REQUIREMENTS:
Your task is to copy the listing exactly. Drop any pictures from the copy.

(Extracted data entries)
--- BEGIN ---

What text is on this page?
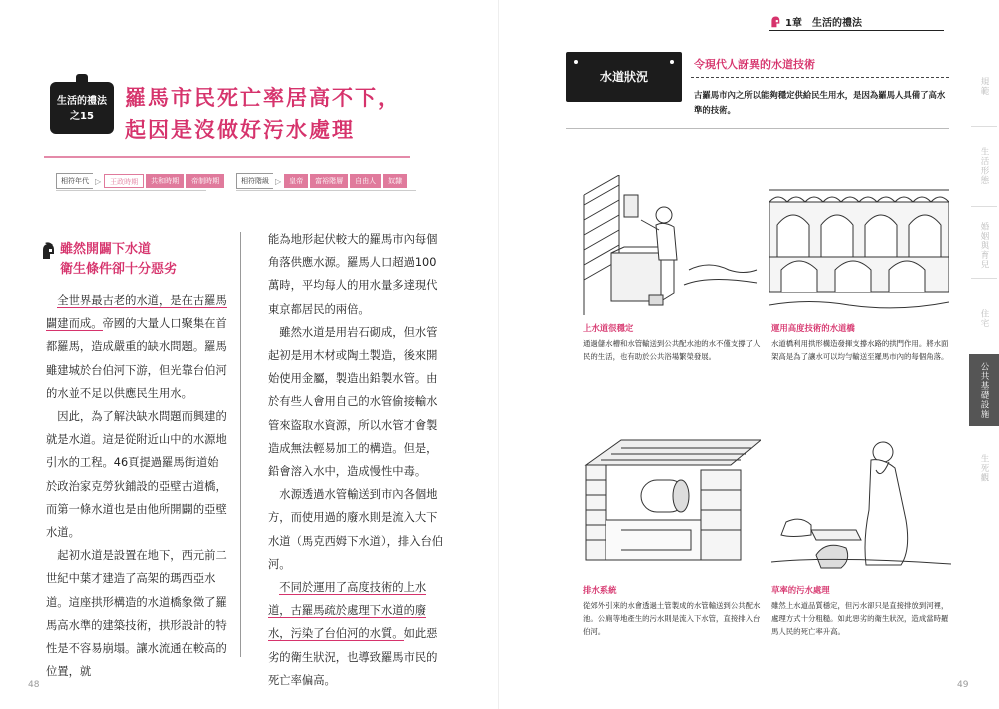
生活的禮法
之15
羅馬市民死亡率居高不下，
起因是沒做好污水處理
相符年代 ▷	王政時期	共和時期	帝制時期	相符階級 ▷	皇帝	富裕階層	自由人	奴隸
雖然開闢下水道
衛生條件卻十分惡劣

全世界最古老的水道，是在古羅馬闢建而成。帝國的大量人口聚集在首都羅馬，造成嚴重的缺水問題。羅馬雖建城於台伯河下游，但光靠台伯河的水並不足以供應民生用水。

因此，為了解決缺水問題而興建的就是水道。這是從附近山中的水源地引水的工程。46頁提過羅馬街道始於政治家克勞狄鋪設的亞壁古道橋，而第一條水道也是由他所開闢的亞壁水道。

起初水道是設置在地下，西元前二世紀中葉才建造了高架的瑪西亞水道。這座拱形構造的水道橋象徵了羅馬高水準的建築技術，拱形設計的特性是不容易崩塌。讓水流通在較高的位置，就

能為地形起伏較大的羅馬市內每個角落供應水源。羅馬人口超過100萬時，平均每人的用水量多達現代東京都居民的兩倍。

雖然水道是用岩石砌成，但水管起初是用木材或陶土製造，後來開始使用金屬，製造出鉛製水管。由於有些人會用自己的水管偷接輸水管來盜取水資源，所以水管才會製造成無法輕易加工的構造。但是，鉛會溶入水中，造成慢性中毒。

水源透過水管輸送到市內各個地方，而使用過的廢水則是流入大下水道（馬克西姆下水道），排入台伯河。

不同於運用了高度技術的上水道，古羅馬疏於處理下水道的廢水，污染了台伯河的水質。如此惡劣的衛生狀況，也導致羅馬市民的死亡率偏高。

48
1章　生活的禮法
水道狀況
令現代人訝異的水道技術
古羅馬市內之所以能夠穩定供給民生用水，是因為羅馬人具備了高水準的技術。
上水道很穩定
通過儲水槽和水管輸送到公共配水池的水不僅支撐了人民的生活，也有助於公共浴場繁榮發展。
運用高度技術的水道橋
水道橋利用拱形構造發揮支撐水路的拱門作用。將水面架高是為了讓水可以均勻輸送至羅馬市內的每個角落。
排水系統
從郊外引來的水會透過土管製成的水管輸送到公共配水池。公廁等地產生的污水則是流入下水管，直接排入台伯河。
草率的污水處理
雖然上水道品質穩定，但污水卻只是直接排放到河裡，處理方式十分粗糙。如此惡劣的衛生狀況，造成當時羅馬人民的死亡率升高。
規範
生活形態
婚姻與育兒
住宅
公共基礎設施
生死觀
49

--- END ---

ANSWER IN FULL:
What text is on this page?
生活的禮法
之15
羅馬市民死亡率居高不下，
起因是沒做好污水處理
相符年代 ▷	王政時期	共和時期	帝制時期	相符階級 ▷	皇帝	富裕階層	自由人	奴隸
雖然開闢下水道
衛生條件卻十分惡劣

全世界最古老的水道，是在古羅馬闢建而成。帝國的大量人口聚集在首都羅馬，造成嚴重的缺水問題。羅馬雖建城於台伯河下游，但光靠台伯河的水並不足以供應民生用水。

因此，為了解決缺水問題而興建的就是水道。這是從附近山中的水源地引水的工程。46頁提過羅馬街道始於政治家克勞狄鋪設的亞壁古道橋，而第一條水道也是由他所開闢的亞壁水道。

起初水道是設置在地下，西元前二世紀中葉才建造了高架的瑪西亞水道。這座拱形構造的水道橋象徵了羅馬高水準的建築技術，拱形設計的特性是不容易崩塌。讓水流通在較高的位置，就

能為地形起伏較大的羅馬市內每個角落供應水源。羅馬人口超過100萬時，平均每人的用水量多達現代東京都居民的兩倍。

雖然水道是用岩石砌成，但水管起初是用木材或陶土製造，後來開始使用金屬，製造出鉛製水管。由於有些人會用自己的水管偷接輸水管來盜取水資源，所以水管才會製造成無法輕易加工的構造。但是，鉛會溶入水中，造成慢性中毒。

水源透過水管輸送到市內各個地方，而使用過的廢水則是流入大下水道（馬克西姆下水道），排入台伯河。

不同於運用了高度技術的上水道，古羅馬疏於處理下水道的廢水，污染了台伯河的水質。如此惡劣的衛生狀況，也導致羅馬市民的死亡率偏高。

48
1章　生活的禮法
水道狀況
令現代人訝異的水道技術
古羅馬市內之所以能夠穩定供給民生用水，是因為羅馬人具備了高水準的技術。
上水道很穩定
通過儲水槽和水管輸送到公共配水池的水不僅支撐了人民的生活，也有助於公共浴場繁榮發展。
運用高度技術的水道橋
水道橋利用拱形構造發揮支撐水路的拱門作用。將水面架高是為了讓水可以均勻輸送至羅馬市內的每個角落。
排水系統
從郊外引來的水會透過土管製成的水管輸送到公共配水池。公廁等地產生的污水則是流入下水管，直接排入台伯河。
草率的污水處理
雖然上水道品質穩定，但污水卻只是直接排放到河裡，處理方式十分粗糙。如此惡劣的衛生狀況，造成當時羅馬人民的死亡率升高。
規範
生活形態
婚姻與育兒
住宅
公共基礎設施
生死觀
49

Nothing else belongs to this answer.